» WHAT NEEDS TO BE DONE
Answer these questions from the Smith v. Smith opinion:
(a) In what year did the parties marry?
(b) On what date was the wife's counsel scheduled to undergo surgery?
(c) What temporary support did the Trial Judge grant the wife, and for how long?

##### TEXT EXCERPT

Smith v. Smith

709 S.W.2d 588, 1985 Tenn. App. LEXIS 3148
CourtCourt of Appeals of Tennessee
DecidedSeptember 11, 1985
StatusPublished
Cited by38 cases

This text of 709 S.W.2d 588 (Smith v. Smith) is published on Counsel Stack Legal Research, covering Court of Appeals of Tennessee primary law. Counsel Stack provides free access to over 12 million legal documents including statutes, case law, regulations, and constitutions.

Bluebook
Smith v. Smith, 709 S.W.2d 588, 1985 Tenn. App. LEXIS 3148 (Tenn. Ct. App. 1985).

Opinion

OPINION

CANTRELL, Judge.

The chief complaint in this appeal is of the failure of the Trial Judge to treat the husband’s law practice as a marital asset. For the reasons set forth below, we hold that a law practice may be a marital asset but that the value placed on it does not include the professional good will of the firm.

The parties married in 1952. The two children born of the marriage have reached the age of majority. The husband, licensed as an attorney in 1956, is a thirty percent partner in a Murfreesboro law firm in which his father was a partner before him. Mr. Smith’s income from the law firm averaged approximately $96,000.00 per year for the last five years. The wife has a college degree in accounting and has worked part- *590 time as an accountant for several years although she is neither a public accountant nor a certified public accountant. Her income for the five years preceding the divorce averaged approximately $8,700.00 per year.

The case was set for trial on September 10, 1984. On August 29, 1984, counsel for the wife wrote a letter to the Trial Judge advising him that because counsel was to undergo surgery on September 6, 1984 and would be unable to work for approximately three weeks afterward, the trial date should be changed. The letter concluded by asking if anything else was necessary to get the date changed. The Trial Judge replied on August 31st advising counsel to have one of his associates handle the case in his absence. An associate did attend to handle the trial for the wife and the hearing proceeded on schedule.

At the close of the proof, the Trial Judge granted the wife a divorce, made a division of the property, and granted the wife temporary support in the amount of $1,000.00 per month for one year. With two exceptions the Trial Judge split the marital property generally down the middle. The two exceptions are a building which the husband owns in common with his sisters and the husband’s law practice. The final judgment does not mention either.

##########
##### RAW DATA

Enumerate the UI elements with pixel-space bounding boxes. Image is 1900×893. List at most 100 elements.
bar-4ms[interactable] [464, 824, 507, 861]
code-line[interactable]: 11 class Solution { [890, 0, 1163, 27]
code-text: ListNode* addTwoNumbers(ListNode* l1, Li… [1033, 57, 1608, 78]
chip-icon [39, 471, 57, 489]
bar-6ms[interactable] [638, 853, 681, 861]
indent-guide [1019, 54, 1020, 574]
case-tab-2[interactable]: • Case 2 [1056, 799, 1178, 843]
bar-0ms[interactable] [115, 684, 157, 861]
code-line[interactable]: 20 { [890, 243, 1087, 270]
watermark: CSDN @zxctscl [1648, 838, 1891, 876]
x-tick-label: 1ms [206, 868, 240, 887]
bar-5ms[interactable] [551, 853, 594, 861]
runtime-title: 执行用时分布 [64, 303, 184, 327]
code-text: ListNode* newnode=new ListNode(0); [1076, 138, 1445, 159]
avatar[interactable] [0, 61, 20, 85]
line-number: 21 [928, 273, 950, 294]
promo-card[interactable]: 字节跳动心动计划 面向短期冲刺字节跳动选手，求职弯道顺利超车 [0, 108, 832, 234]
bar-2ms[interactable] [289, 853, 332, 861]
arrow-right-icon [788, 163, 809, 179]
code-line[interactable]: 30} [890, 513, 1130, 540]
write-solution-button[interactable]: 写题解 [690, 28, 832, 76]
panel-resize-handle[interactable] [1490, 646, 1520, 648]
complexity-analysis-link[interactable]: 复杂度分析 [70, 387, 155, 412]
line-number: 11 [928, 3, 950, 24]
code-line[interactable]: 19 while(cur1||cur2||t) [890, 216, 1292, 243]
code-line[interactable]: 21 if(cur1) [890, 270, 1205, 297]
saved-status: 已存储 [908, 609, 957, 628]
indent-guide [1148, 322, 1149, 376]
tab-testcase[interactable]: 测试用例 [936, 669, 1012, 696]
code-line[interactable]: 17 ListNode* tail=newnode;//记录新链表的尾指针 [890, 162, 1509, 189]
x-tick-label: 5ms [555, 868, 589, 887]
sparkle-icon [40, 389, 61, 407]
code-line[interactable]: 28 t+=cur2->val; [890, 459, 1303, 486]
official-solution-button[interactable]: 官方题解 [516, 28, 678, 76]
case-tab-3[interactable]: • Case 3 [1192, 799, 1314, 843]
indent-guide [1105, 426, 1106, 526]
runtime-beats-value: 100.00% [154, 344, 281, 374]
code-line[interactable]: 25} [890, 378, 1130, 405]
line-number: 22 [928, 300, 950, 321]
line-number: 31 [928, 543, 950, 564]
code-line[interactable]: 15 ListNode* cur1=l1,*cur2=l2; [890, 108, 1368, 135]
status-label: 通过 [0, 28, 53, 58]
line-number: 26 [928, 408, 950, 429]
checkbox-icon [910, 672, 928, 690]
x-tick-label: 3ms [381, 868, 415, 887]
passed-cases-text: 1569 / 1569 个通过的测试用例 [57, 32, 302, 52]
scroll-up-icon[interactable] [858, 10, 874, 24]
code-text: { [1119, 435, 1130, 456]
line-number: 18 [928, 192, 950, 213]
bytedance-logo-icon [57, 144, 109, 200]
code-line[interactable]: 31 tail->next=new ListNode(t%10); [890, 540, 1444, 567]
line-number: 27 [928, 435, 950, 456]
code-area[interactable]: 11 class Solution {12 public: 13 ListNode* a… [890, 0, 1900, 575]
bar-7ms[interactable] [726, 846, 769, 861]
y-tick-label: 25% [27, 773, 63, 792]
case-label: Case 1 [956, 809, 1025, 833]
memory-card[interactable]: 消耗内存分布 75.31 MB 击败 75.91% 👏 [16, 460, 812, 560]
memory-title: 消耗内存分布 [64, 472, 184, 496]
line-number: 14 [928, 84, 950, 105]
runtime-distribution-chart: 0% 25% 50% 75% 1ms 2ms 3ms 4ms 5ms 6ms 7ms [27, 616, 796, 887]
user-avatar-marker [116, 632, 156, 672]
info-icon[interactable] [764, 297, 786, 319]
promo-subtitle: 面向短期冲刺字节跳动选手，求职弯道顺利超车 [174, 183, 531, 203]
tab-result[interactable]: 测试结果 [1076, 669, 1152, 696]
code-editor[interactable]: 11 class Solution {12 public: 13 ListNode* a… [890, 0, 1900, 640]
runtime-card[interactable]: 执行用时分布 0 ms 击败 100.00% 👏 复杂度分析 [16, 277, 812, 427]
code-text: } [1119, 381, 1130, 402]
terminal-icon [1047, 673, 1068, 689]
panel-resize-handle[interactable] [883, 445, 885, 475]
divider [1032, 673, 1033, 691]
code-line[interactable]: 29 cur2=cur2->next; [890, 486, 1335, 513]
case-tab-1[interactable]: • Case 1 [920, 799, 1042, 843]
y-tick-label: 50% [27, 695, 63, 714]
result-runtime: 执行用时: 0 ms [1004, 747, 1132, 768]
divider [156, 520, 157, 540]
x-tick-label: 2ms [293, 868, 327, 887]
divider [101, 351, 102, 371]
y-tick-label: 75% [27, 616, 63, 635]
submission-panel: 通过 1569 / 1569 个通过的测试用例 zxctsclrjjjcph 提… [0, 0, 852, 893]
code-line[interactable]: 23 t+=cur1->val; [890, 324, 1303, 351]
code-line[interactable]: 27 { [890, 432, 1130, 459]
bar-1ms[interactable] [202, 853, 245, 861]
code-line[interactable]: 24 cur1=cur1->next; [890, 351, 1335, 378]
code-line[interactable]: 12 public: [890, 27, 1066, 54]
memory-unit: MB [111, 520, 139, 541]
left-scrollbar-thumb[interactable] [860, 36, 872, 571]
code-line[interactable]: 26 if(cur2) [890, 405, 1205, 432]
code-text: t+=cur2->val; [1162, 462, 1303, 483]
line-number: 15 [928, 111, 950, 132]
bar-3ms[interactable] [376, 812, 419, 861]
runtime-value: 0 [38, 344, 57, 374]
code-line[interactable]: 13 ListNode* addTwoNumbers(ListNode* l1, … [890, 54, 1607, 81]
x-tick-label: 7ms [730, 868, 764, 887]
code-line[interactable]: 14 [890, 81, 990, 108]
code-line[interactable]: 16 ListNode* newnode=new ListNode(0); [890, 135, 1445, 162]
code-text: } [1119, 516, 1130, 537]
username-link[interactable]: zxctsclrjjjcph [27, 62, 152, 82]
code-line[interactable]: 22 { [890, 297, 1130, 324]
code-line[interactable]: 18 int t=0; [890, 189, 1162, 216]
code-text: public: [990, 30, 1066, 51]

##########

» PROBLEM SOLUTION
(a) 1952
(b) September 6, 1984
(c) $1,000.00 per month for one year